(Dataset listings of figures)
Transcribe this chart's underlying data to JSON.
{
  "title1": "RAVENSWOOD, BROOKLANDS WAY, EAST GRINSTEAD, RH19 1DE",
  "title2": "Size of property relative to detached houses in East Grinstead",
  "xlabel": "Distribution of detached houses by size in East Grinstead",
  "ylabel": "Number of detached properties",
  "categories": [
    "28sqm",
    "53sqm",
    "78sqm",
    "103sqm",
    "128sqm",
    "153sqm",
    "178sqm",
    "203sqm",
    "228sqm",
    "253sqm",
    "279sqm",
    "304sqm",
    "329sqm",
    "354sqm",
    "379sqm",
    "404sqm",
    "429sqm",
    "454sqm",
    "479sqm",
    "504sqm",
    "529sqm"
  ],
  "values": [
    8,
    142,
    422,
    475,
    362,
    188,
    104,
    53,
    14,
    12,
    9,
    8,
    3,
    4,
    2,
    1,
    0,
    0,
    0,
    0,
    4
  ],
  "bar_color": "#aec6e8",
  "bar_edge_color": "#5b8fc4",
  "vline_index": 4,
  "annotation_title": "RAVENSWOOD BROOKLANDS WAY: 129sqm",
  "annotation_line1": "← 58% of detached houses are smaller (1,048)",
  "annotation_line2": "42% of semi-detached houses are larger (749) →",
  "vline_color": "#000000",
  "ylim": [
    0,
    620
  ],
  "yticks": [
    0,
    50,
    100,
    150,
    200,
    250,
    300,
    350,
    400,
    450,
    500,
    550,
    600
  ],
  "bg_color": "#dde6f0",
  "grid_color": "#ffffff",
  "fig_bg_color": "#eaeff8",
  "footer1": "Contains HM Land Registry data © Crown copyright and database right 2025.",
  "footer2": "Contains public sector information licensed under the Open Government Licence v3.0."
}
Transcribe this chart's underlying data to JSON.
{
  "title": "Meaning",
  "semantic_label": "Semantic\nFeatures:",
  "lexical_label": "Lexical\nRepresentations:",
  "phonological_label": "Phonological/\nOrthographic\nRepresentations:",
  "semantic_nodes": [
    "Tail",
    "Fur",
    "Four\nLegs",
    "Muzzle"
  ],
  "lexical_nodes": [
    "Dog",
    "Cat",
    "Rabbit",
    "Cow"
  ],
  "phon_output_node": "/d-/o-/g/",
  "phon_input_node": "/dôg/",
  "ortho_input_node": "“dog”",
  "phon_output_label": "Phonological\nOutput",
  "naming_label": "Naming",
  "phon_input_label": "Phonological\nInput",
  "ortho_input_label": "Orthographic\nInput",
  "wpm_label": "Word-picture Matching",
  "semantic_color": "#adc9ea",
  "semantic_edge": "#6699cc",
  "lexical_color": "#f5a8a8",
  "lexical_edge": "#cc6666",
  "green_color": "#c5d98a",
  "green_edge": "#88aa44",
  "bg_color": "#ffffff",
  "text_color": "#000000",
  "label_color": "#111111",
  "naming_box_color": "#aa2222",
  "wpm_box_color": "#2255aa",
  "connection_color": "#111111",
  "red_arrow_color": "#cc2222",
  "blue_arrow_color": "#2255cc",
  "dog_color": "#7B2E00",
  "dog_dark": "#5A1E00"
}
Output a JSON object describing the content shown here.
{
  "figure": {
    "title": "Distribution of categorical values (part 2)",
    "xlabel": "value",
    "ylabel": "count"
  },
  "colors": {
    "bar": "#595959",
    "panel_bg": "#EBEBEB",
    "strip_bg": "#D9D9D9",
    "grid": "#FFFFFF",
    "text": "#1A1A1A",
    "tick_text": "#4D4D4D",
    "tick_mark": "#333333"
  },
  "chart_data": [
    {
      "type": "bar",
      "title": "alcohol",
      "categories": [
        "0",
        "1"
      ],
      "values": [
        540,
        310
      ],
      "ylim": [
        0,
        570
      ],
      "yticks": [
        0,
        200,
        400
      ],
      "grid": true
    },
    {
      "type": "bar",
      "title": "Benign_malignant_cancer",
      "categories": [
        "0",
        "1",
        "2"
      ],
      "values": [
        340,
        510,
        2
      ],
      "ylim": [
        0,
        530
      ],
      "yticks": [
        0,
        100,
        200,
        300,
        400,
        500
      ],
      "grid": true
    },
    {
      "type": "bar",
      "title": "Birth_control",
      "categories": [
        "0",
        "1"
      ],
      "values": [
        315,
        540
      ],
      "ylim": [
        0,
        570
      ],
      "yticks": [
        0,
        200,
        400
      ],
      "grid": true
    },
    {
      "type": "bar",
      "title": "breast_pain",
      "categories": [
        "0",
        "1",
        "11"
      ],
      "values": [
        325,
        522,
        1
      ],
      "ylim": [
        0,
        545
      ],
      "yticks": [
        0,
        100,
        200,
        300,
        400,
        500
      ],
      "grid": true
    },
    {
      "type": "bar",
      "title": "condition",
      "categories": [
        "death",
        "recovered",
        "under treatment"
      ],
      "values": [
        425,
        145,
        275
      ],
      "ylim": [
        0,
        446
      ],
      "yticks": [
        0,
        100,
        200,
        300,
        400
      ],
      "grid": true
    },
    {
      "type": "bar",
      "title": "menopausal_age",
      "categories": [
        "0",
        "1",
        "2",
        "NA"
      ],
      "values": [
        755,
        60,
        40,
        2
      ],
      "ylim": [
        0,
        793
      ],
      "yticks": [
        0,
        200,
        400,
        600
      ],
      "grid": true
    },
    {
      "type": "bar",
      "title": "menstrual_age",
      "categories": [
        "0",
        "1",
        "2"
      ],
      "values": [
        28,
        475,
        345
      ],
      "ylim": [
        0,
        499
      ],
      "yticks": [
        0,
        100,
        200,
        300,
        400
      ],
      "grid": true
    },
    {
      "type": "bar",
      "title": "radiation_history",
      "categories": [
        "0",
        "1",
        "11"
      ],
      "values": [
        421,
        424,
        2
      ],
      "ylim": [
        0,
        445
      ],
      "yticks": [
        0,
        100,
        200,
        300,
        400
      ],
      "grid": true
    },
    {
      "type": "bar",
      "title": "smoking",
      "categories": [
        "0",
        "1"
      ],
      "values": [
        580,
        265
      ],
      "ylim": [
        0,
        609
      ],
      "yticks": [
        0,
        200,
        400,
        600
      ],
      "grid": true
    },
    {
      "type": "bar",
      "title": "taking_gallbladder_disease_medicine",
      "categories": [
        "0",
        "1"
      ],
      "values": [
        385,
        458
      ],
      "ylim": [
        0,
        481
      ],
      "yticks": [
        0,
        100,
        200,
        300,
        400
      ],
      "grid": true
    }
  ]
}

#### Task directions:
Print again each line of the listing above, exactly as it appears.

#### Correct answer:
Transcribe this chart's underlying data to JSON.
{
  "title1": "RAVENSWOOD, BROOKLANDS WAY, EAST GRINSTEAD, RH19 1DE",
  "title2": "Size of property relative to detached houses in East Grinstead",
  "xlabel": "Distribution of detached houses by size in East Grinstead",
  "ylabel": "Number of detached properties",
  "categories": [
    "28sqm",
    "53sqm",
    "78sqm",
    "103sqm",
    "128sqm",
    "153sqm",
    "178sqm",
    "203sqm",
    "228sqm",
    "253sqm",
    "279sqm",
    "304sqm",
    "329sqm",
    "354sqm",
    "379sqm",
    "404sqm",
    "429sqm",
    "454sqm",
    "479sqm",
    "504sqm",
    "529sqm"
  ],
  "values": [
    8,
    142,
    422,
    475,
    362,
    188,
    104,
    53,
    14,
    12,
    9,
    8,
    3,
    4,
    2,
    1,
    0,
    0,
    0,
    0,
    4
  ],
  "bar_color": "#aec6e8",
  "bar_edge_color": "#5b8fc4",
  "vline_index": 4,
  "annotation_title": "RAVENSWOOD BROOKLANDS WAY: 129sqm",
  "annotation_line1": "← 58% of detached houses are smaller (1,048)",
  "annotation_line2": "42% of semi-detached houses are larger (749) →",
  "vline_color": "#000000",
  "ylim": [
    0,
    620
  ],
  "yticks": [
    0,
    50,
    100,
    150,
    200,
    250,
    300,
    350,
    400,
    450,
    500,
    550,
    600
  ],
  "bg_color": "#dde6f0",
  "grid_color": "#ffffff",
  "fig_bg_color": "#eaeff8",
  "footer1": "Contains HM Land Registry data © Crown copyright and database right 2025.",
  "footer2": "Contains public sector information licensed under the Open Government Licence v3.0."
}
Transcribe this chart's underlying data to JSON.
{
  "title": "Meaning",
  "semantic_label": "Semantic\nFeatures:",
  "lexical_label": "Lexical\nRepresentations:",
  "phonological_label": "Phonological/\nOrthographic\nRepresentations:",
  "semantic_nodes": [
    "Tail",
    "Fur",
    "Four\nLegs",
    "Muzzle"
  ],
  "lexical_nodes": [
    "Dog",
    "Cat",
    "Rabbit",
    "Cow"
  ],
  "phon_output_node": "/d-/o-/g/",
  "phon_input_node": "/dôg/",
  "ortho_input_node": "“dog”",
  "phon_output_label": "Phonological\nOutput",
  "naming_label": "Naming",
  "phon_input_label": "Phonological\nInput",
  "ortho_input_label": "Orthographic\nInput",
  "wpm_label": "Word-picture Matching",
  "semantic_color": "#adc9ea",
  "semantic_edge": "#6699cc",
  "lexical_color": "#f5a8a8",
  "lexical_edge": "#cc6666",
  "green_color": "#c5d98a",
  "green_edge": "#88aa44",
  "bg_color": "#ffffff",
  "text_color": "#000000",
  "label_color": "#111111",
  "naming_box_color": "#aa2222",
  "wpm_box_color": "#2255aa",
  "connection_color": "#111111",
  "red_arrow_color": "#cc2222",
  "blue_arrow_color": "#2255cc",
  "dog_color": "#7B2E00",
  "dog_dark": "#5A1E00"
}
Output a JSON object describing the content shown here.
{
  "figure": {
    "title": "Distribution of categorical values (part 2)",
    "xlabel": "value",
    "ylabel": "count"
  },
  "colors": {
    "bar": "#595959",
    "panel_bg": "#EBEBEB",
    "strip_bg": "#D9D9D9",
    "grid": "#FFFFFF",
    "text": "#1A1A1A",
    "tick_text": "#4D4D4D",
    "tick_mark": "#333333"
  },
  "chart_data": [
    {
      "type": "bar",
      "title": "alcohol",
      "categories": [
        "0",
        "1"
      ],
      "values": [
        540,
        310
      ],
      "ylim": [
        0,
        570
      ],
      "yticks": [
        0,
        200,
        400
      ],
      "grid": true
    },
    {
      "type": "bar",
      "title": "Benign_malignant_cancer",
      "categories": [
        "0",
        "1",
        "2"
      ],
      "values": [
        340,
        510,
        2
      ],
      "ylim": [
        0,
        530
      ],
      "yticks": [
        0,
        100,
        200,
        300,
        400,
        500
      ],
      "grid": true
    },
    {
      "type": "bar",
      "title": "Birth_control",
      "categories": [
        "0",
        "1"
      ],
      "values": [
        315,
        540
      ],
      "ylim": [
        0,
        570
      ],
      "yticks": [
        0,
        200,
        400
      ],
      "grid": true
    },
    {
      "type": "bar",
      "title": "breast_pain",
      "categories": [
        "0",
        "1",
        "11"
      ],
      "values": [
        325,
        522,
        1
      ],
      "ylim": [
        0,
        545
      ],
      "yticks": [
        0,
        100,
        200,
        300,
        400,
        500
      ],
      "grid": true
    },
    {
      "type": "bar",
      "title": "condition",
      "categories": [
        "death",
        "recovered",
        "under treatment"
      ],
      "values": [
        425,
        145,
        275
      ],
      "ylim": [
        0,
        446
      ],
      "yticks": [
        0,
        100,
        200,
        300,
        400
      ],
      "grid": true
    },
    {
      "type": "bar",
      "title": "menopausal_age",
      "categories": [
        "0",
        "1",
        "2",
        "NA"
      ],
      "values": [
        755,
        60,
        40,
        2
      ],
      "ylim": [
        0,
        793
      ],
      "yticks": [
        0,
        200,
        400,
        600
      ],
      "grid": true
    },
    {
      "type": "bar",
      "title": "menstrual_age",
      "categories": [
        "0",
        "1",
        "2"
      ],
      "values": [
        28,
        475,
        345
      ],
      "ylim": [
        0,
        499
      ],
      "yticks": [
        0,
        100,
        200,
        300,
        400
      ],
      "grid": true
    },
    {
      "type": "bar",
      "title": "radiation_history",
      "categories": [
        "0",
        "1",
        "11"
      ],
      "values": [
        421,
        424,
        2
      ],
      "ylim": [
        0,
        445
      ],
      "yticks": [
        0,
        100,
        200,
        300,
        400
      ],
      "grid": true
    },
    {
      "type": "bar",
      "title": "smoking",
      "categories": [
        "0",
        "1"
      ],
      "values": [
        580,
        265
      ],
      "ylim": [
        0,
        609
      ],
      "yticks": [
        0,
        200,
        400,
        600
      ],
      "grid": true
    },
    {
      "type": "bar",
      "title": "taking_gallbladder_disease_medicine",
      "categories": [
        "0",
        "1"
      ],
      "values": [
        385,
        458
      ],
      "ylim": [
        0,
        481
      ],
      "yticks": [
        0,
        100,
        200,
        300,
        400
      ],
      "grid": true
    }
  ]
}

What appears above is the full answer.